Exercise inputs:
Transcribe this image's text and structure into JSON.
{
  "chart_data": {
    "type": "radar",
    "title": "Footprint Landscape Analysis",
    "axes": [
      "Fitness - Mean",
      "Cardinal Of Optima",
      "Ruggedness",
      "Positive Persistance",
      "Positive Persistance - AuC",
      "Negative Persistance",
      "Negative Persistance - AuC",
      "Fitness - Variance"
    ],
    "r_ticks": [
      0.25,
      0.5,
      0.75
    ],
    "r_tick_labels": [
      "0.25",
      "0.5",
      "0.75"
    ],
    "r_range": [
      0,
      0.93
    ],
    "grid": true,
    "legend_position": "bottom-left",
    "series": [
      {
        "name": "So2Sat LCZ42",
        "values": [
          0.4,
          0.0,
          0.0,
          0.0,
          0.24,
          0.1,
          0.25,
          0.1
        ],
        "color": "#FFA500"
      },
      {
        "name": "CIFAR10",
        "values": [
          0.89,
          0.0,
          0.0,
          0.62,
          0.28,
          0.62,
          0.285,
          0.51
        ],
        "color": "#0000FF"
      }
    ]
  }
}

Your instructions:
All of the data above should be transcribed exactly.

Correct answer:
Transcribe this image's text and structure into JSON.
{
  "chart_data": {
    "type": "radar",
    "title": "Footprint Landscape Analysis",
    "axes": [
      "Fitness - Mean",
      "Cardinal Of Optima",
      "Ruggedness",
      "Positive Persistance",
      "Positive Persistance - AuC",
      "Negative Persistance",
      "Negative Persistance - AuC",
      "Fitness - Variance"
    ],
    "r_ticks": [
      0.25,
      0.5,
      0.75
    ],
    "r_tick_labels": [
      "0.25",
      "0.5",
      "0.75"
    ],
    "r_range": [
      0,
      0.93
    ],
    "grid": true,
    "legend_position": "bottom-left",
    "series": [
      {
        "name": "So2Sat LCZ42",
        "values": [
          0.4,
          0.0,
          0.0,
          0.0,
          0.24,
          0.1,
          0.25,
          0.1
        ],
        "color": "#FFA500"
      },
      {
        "name": "CIFAR10",
        "values": [
          0.89,
          0.0,
          0.0,
          0.62,
          0.28,
          0.62,
          0.285,
          0.51
        ],
        "color": "#0000FF"
      }
    ]
  }
}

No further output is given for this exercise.